• [What is expected]:
Give only the number of lines in the records below that contain the word "cuenta".

• [Exercise inputs]:
────────

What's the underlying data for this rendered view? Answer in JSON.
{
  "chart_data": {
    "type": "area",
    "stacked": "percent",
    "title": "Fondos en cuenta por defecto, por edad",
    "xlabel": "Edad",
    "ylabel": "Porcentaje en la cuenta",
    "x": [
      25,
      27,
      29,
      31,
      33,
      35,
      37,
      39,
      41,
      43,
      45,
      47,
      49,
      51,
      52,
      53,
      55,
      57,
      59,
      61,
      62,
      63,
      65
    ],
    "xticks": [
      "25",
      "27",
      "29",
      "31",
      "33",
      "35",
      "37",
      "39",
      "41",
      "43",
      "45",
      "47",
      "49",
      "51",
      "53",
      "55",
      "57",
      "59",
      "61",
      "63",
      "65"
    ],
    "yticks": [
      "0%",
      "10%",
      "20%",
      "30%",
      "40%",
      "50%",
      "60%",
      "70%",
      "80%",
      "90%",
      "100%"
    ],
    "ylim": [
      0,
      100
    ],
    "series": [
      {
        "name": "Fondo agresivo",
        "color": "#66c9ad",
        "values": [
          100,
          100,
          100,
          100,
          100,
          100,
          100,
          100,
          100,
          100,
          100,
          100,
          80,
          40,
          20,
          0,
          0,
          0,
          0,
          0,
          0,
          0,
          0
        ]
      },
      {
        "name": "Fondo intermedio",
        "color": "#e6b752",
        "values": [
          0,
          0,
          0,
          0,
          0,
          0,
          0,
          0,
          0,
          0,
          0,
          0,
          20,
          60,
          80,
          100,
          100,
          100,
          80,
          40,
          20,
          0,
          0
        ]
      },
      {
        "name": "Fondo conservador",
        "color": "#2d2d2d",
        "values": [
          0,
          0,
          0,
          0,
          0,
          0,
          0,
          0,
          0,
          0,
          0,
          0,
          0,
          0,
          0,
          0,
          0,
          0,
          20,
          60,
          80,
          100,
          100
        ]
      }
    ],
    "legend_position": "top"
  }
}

────────

• [Response below]:
2